* _TASK TO COMPLETE_:
Of the lines in the entries, how many hold the word "page"? Give that number alone.

* _PROVIDED DATA_:
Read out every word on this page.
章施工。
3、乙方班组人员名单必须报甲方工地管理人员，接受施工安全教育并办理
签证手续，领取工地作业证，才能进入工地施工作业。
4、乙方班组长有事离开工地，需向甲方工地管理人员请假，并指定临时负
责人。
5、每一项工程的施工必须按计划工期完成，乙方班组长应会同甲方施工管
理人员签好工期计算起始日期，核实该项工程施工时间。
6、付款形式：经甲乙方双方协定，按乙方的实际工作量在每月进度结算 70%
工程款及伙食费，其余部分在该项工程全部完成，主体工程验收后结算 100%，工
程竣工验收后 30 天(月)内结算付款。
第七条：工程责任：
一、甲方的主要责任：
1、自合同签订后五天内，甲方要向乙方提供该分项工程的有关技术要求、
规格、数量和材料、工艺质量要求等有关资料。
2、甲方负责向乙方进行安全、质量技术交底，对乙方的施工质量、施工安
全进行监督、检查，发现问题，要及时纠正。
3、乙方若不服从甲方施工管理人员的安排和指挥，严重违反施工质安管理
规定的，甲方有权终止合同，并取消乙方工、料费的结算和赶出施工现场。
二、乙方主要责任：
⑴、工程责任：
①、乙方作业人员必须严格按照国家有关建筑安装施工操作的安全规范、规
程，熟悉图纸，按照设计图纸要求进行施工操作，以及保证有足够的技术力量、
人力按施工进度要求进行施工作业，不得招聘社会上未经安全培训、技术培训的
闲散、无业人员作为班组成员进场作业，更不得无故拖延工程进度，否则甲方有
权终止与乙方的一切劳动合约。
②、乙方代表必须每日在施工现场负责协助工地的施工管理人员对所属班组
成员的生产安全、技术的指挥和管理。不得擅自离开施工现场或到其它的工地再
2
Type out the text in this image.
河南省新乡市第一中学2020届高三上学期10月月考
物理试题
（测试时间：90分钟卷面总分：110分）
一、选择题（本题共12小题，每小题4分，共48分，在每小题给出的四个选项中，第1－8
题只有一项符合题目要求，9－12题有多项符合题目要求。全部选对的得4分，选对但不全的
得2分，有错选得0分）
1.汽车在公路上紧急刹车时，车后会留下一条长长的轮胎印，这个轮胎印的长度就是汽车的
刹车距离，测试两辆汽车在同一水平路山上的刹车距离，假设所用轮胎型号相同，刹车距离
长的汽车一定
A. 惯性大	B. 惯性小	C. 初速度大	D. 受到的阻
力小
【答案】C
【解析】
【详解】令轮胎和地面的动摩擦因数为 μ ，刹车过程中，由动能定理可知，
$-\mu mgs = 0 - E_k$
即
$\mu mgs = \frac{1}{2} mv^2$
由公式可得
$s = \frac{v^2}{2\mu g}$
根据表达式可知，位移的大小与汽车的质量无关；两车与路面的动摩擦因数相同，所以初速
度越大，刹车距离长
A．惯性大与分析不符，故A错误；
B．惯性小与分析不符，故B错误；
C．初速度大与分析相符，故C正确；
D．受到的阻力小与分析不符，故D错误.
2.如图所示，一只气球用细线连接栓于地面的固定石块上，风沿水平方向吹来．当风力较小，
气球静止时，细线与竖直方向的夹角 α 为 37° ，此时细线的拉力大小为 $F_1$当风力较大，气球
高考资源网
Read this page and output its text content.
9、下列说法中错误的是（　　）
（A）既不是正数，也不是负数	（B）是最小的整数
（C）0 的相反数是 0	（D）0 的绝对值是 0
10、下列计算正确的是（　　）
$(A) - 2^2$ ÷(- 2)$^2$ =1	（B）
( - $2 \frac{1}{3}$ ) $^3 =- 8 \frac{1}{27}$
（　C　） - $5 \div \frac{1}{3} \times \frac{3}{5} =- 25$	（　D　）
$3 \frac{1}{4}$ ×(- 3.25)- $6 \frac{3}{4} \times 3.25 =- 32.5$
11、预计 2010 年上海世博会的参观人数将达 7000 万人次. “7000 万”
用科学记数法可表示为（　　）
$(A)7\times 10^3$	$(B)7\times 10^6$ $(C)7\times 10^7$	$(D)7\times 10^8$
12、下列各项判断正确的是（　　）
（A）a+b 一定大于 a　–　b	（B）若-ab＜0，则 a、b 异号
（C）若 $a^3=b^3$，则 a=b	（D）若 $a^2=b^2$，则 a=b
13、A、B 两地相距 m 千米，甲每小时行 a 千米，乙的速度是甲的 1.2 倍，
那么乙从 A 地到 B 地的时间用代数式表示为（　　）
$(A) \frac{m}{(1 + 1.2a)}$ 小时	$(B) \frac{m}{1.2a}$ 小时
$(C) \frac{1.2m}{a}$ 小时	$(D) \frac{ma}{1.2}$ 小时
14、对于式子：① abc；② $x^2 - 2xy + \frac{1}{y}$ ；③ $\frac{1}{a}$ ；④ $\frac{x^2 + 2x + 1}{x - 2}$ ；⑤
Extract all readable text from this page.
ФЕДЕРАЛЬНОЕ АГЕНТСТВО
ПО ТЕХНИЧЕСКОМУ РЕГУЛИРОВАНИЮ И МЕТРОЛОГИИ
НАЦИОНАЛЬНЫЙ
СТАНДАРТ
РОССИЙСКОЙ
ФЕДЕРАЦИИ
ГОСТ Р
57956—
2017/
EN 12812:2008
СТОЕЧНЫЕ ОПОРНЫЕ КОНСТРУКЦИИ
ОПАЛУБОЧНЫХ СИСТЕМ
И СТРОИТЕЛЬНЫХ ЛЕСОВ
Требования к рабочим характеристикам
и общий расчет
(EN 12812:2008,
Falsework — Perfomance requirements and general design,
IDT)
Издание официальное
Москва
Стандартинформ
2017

* _RESULT OF THE EXERCISE_:
3